_EXERCISE_
How many of the lines below contain "どちらも悪化"? Answer with that number alone.

_INFORMATION SHOWN_
⁂

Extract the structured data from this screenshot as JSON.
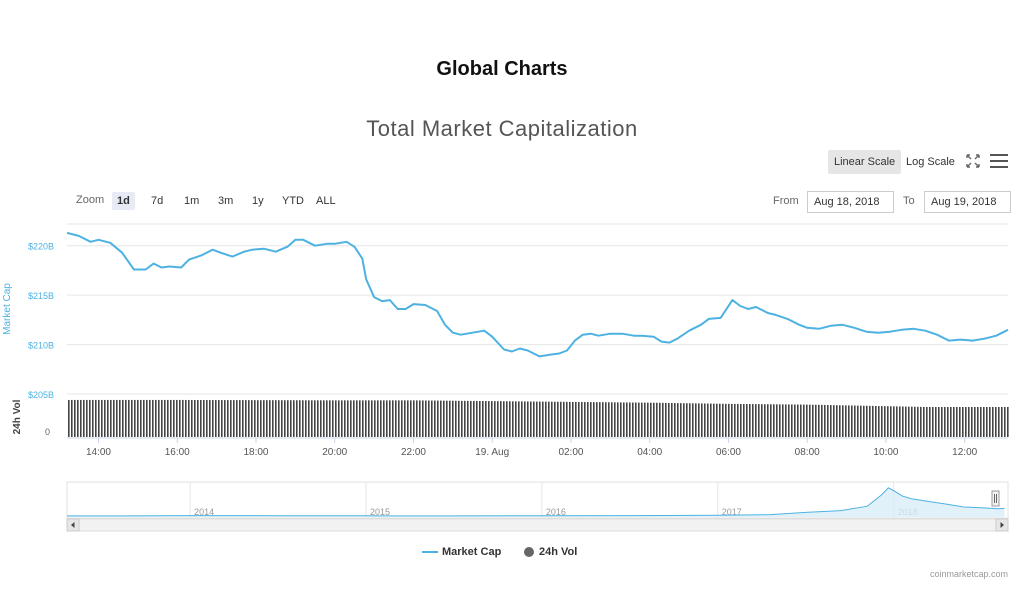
{
  "page_title": "Global Charts",
  "scale_buttons": {
    "linear": "Linear Scale",
    "log": "Log Scale"
  },
  "zoom": {
    "label": "Zoom",
    "options": [
      "1d",
      "7d",
      "1m",
      "3m",
      "1y",
      "YTD",
      "ALL"
    ],
    "selected": "1d"
  },
  "range": {
    "from_label": "From",
    "from_value": "Aug 18, 2018",
    "to_label": "To",
    "to_value": "Aug 19, 2018"
  },
  "legend": {
    "market_cap": "Market Cap",
    "volume": "24h Vol"
  },
  "credits": "coinmarketcap.com",
  "colors": {
    "line": "#4db2e2",
    "volume": "#444444",
    "navigator_fill": "#d9eef8",
    "selected_button": "#e6e6e6"
  },
  "icons": {
    "fullscreen": "expand-icon",
    "menu": "hamburger-icon"
  },
  "chart_data": [
    {
      "type": "line",
      "title": "Total Market Capitalization",
      "ylabel": "Market Cap",
      "ytick_labels": [
        "$205B",
        "$210B",
        "$215B",
        "$220B"
      ],
      "yticks": [
        205,
        210,
        215,
        220
      ],
      "ylim": [
        205,
        222.2
      ],
      "xtick_labels": [
        "14:00",
        "16:00",
        "18:00",
        "20:00",
        "22:00",
        "19. Aug",
        "02:00",
        "04:00",
        "06:00",
        "08:00",
        "10:00",
        "12:00"
      ],
      "xticks": [
        14,
        16,
        18,
        20,
        22,
        24,
        26,
        28,
        30,
        32,
        34,
        36
      ],
      "xlim": [
        13.2,
        37.1
      ],
      "grid": true,
      "series": [
        {
          "name": "Market Cap",
          "x": [
            13.2,
            13.5,
            13.8,
            14.0,
            14.3,
            14.6,
            14.9,
            15.2,
            15.4,
            15.6,
            15.8,
            16.1,
            16.3,
            16.6,
            16.9,
            17.1,
            17.4,
            17.7,
            17.9,
            18.2,
            18.5,
            18.8,
            19.0,
            19.2,
            19.5,
            19.8,
            20.0,
            20.3,
            20.5,
            20.7,
            20.8,
            21.0,
            21.2,
            21.4,
            21.6,
            21.8,
            22.0,
            22.3,
            22.6,
            22.8,
            23.0,
            23.2,
            23.5,
            23.8,
            24.0,
            24.3,
            24.5,
            24.7,
            24.9,
            25.2,
            25.5,
            25.7,
            25.9,
            26.1,
            26.3,
            26.5,
            26.7,
            27.0,
            27.3,
            27.6,
            27.8,
            28.1,
            28.3,
            28.5,
            28.7,
            29.0,
            29.3,
            29.5,
            29.8,
            30.1,
            30.3,
            30.5,
            30.7,
            31.0,
            31.2,
            31.5,
            31.8,
            32.0,
            32.3,
            32.6,
            32.9,
            33.2,
            33.5,
            33.8,
            34.1,
            34.4,
            34.7,
            35.0,
            35.3,
            35.6,
            35.9,
            36.2,
            36.5,
            36.8,
            37.1
          ],
          "y": [
            221.3,
            221.0,
            220.4,
            220.6,
            220.3,
            219.3,
            217.6,
            217.6,
            218.2,
            217.8,
            217.9,
            217.8,
            218.6,
            219.0,
            219.6,
            219.3,
            218.9,
            219.4,
            219.6,
            219.7,
            219.4,
            219.9,
            220.6,
            220.6,
            220.0,
            220.2,
            220.2,
            220.4,
            219.9,
            218.7,
            216.6,
            214.8,
            214.4,
            214.5,
            213.6,
            213.6,
            214.1,
            214.0,
            213.4,
            212.0,
            211.2,
            211.0,
            211.2,
            211.4,
            210.8,
            209.5,
            209.3,
            209.6,
            209.4,
            208.8,
            209.0,
            209.1,
            209.4,
            210.4,
            211.0,
            211.1,
            210.9,
            211.1,
            211.1,
            210.9,
            210.9,
            210.8,
            210.3,
            210.2,
            210.6,
            211.4,
            212.0,
            212.6,
            212.7,
            214.5,
            213.9,
            213.6,
            213.8,
            213.2,
            213.0,
            212.6,
            212.0,
            211.7,
            211.6,
            211.9,
            212.0,
            211.7,
            211.3,
            211.2,
            211.3,
            211.5,
            211.6,
            211.4,
            211.0,
            210.4,
            210.5,
            210.4,
            210.6,
            210.9,
            211.5
          ]
        }
      ]
    },
    {
      "type": "bar",
      "ylabel": "24h Vol",
      "ytick_labels": [
        "0"
      ],
      "yticks": [
        0
      ],
      "ylim": [
        0,
        100
      ],
      "series": [
        {
          "name": "24h Vol",
          "x": [
            13.2,
            16.0,
            20.0,
            22.0,
            24.0,
            28.0,
            30.0,
            32.0,
            34.0,
            35.0,
            37.1
          ],
          "values": [
            95,
            95,
            94,
            94,
            92,
            88,
            85,
            83,
            79,
            77,
            77
          ]
        }
      ]
    },
    {
      "type": "area",
      "xtick_labels": [
        "2014",
        "2015",
        "2016",
        "2017",
        "2018"
      ],
      "xticks": [
        2014.0,
        2015.0,
        2016.0,
        2017.0,
        2018.0
      ],
      "xlim": [
        2013.3,
        2018.65
      ],
      "ylim": [
        0,
        830
      ],
      "series": [
        {
          "name": "Market Cap",
          "x": [
            2013.3,
            2013.6,
            2014.0,
            2014.5,
            2015.0,
            2015.5,
            2016.0,
            2016.5,
            2017.0,
            2017.3,
            2017.5,
            2017.7,
            2017.85,
            2017.93,
            2017.97,
            2018.0,
            2018.05,
            2018.1,
            2018.2,
            2018.3,
            2018.4,
            2018.5,
            2018.6,
            2018.63
          ],
          "y": [
            2,
            3,
            10,
            8,
            5,
            4,
            7,
            10,
            18,
            40,
            100,
            150,
            270,
            580,
            780,
            700,
            550,
            480,
            400,
            330,
            250,
            230,
            200,
            210
          ]
        }
      ]
    }
  ]
}
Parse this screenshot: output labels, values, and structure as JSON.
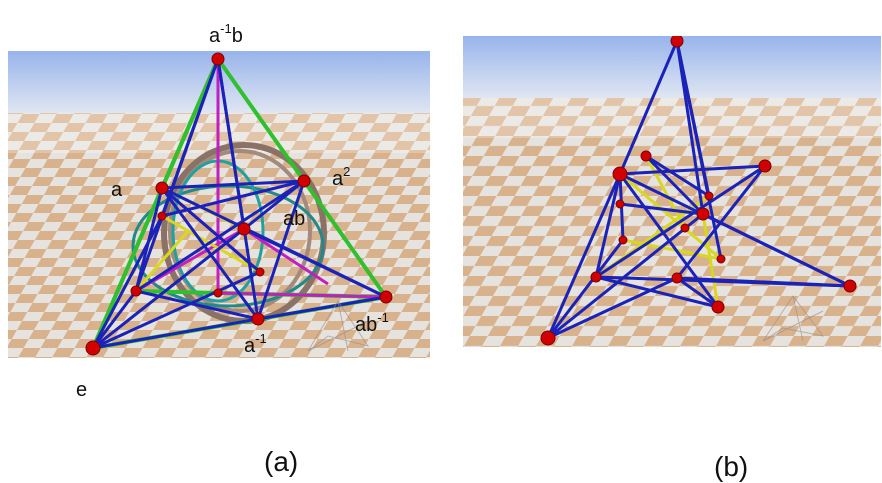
{
  "panel_a": {
    "caption": "(a)",
    "labels": {
      "top": {
        "base": "a",
        "sup": "-1",
        "tail": "b"
      },
      "a2": {
        "base": "a",
        "sup": "2",
        "tail": ""
      },
      "a": {
        "base": "a",
        "sup": "",
        "tail": ""
      },
      "ab": {
        "base": "ab",
        "sup": "",
        "tail": ""
      },
      "ab_inv": {
        "base": "ab",
        "sup": "-1",
        "tail": ""
      },
      "a_inv": {
        "base": "a",
        "sup": "-1",
        "tail": ""
      },
      "e": {
        "base": "e",
        "sup": "",
        "tail": ""
      }
    }
  },
  "panel_b": {
    "caption": "(b)"
  },
  "colors": {
    "vertex": "#d10000",
    "edge_blue": "#1a22b8",
    "edge_green": "#2fbf2f",
    "edge_magenta": "#c020c0",
    "edge_yellow": "#d8d820",
    "ring_brown": "#8a7266",
    "ring_teal": "#208a8a",
    "sky_top": "#9db8ec",
    "sky_bottom": "#dfe6f4",
    "floor_tan": "#d9b48f",
    "floor_light": "#e8e8e8"
  }
}
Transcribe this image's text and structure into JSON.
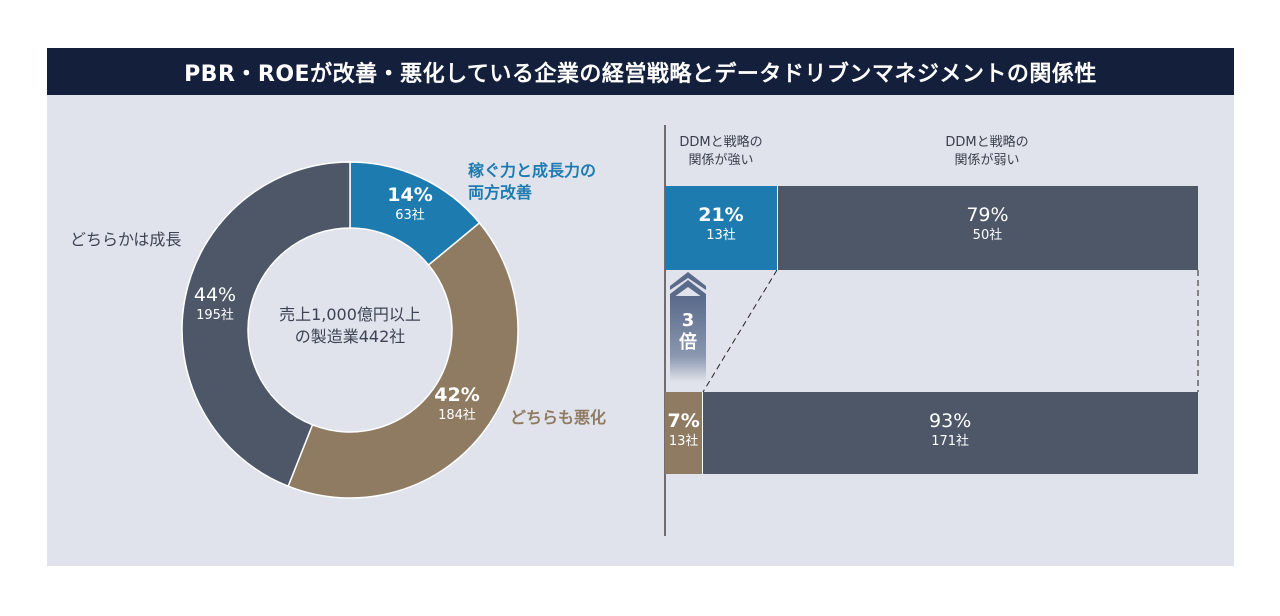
{
  "title": "PBR・ROEが改善・悪化している企業の経営戦略とデータドリブンマネジメントの関係性",
  "colors": {
    "navy": "#14203b",
    "blue": "#1e7bb0",
    "tan": "#8f7b62",
    "slate": "#4d5768",
    "background": "#e0e3eb"
  },
  "donut": {
    "center_label_line1": "売上1,000億円以上",
    "center_label_line2": "の製造業442社",
    "outer_labels": {
      "improve_line1": "稼ぐ力と成長力の",
      "improve_line2": "両方改善",
      "worse": "どちらも悪化",
      "growth": "どちらかは成長"
    }
  },
  "bars": {
    "col_strong_line1": "DDMと戦略の",
    "col_strong_line2": "関係が強い",
    "col_weak_line1": "DDMと戦略の",
    "col_weak_line2": "関係が弱い",
    "multiplier_num": "3",
    "multiplier_unit": "倍"
  },
  "chart_data": [
    {
      "type": "pie",
      "variant": "donut",
      "total_companies": 442,
      "slices": [
        {
          "label": "両方改善",
          "percent_label": "14%",
          "count_label": "63社",
          "percent": 14,
          "count": 63,
          "color": "#1e7bb0"
        },
        {
          "label": "どちらも悪化",
          "percent_label": "42%",
          "count_label": "184社",
          "percent": 42,
          "count": 184,
          "color": "#8f7b62"
        },
        {
          "label": "どちらかは成長",
          "percent_label": "44%",
          "count_label": "195社",
          "percent": 44,
          "count": 195,
          "color": "#4d5768"
        }
      ]
    },
    {
      "type": "bar",
      "orientation": "horizontal",
      "stacked": true,
      "percent_scale": true,
      "rows": [
        {
          "group": "両方改善",
          "segments": [
            {
              "category": "DDMと戦略の関係が強い",
              "percent_label": "21%",
              "count_label": "13社",
              "percent": 21,
              "count": 13,
              "color": "#1e7bb0"
            },
            {
              "category": "DDMと戦略の関係が弱い",
              "percent_label": "79%",
              "count_label": "50社",
              "percent": 79,
              "count": 50,
              "color": "#4d5768"
            }
          ]
        },
        {
          "group": "どちらも悪化",
          "segments": [
            {
              "category": "DDMと戦略の関係が強い",
              "percent_label": "7%",
              "count_label": "13社",
              "percent": 7,
              "count": 13,
              "color": "#8f7b62"
            },
            {
              "category": "DDMと戦略の関係が弱い",
              "percent_label": "93%",
              "count_label": "171社",
              "percent": 93,
              "count": 171,
              "color": "#4d5768"
            }
          ]
        }
      ]
    }
  ]
}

⁂

_RESULT FOR THIS TASK_
3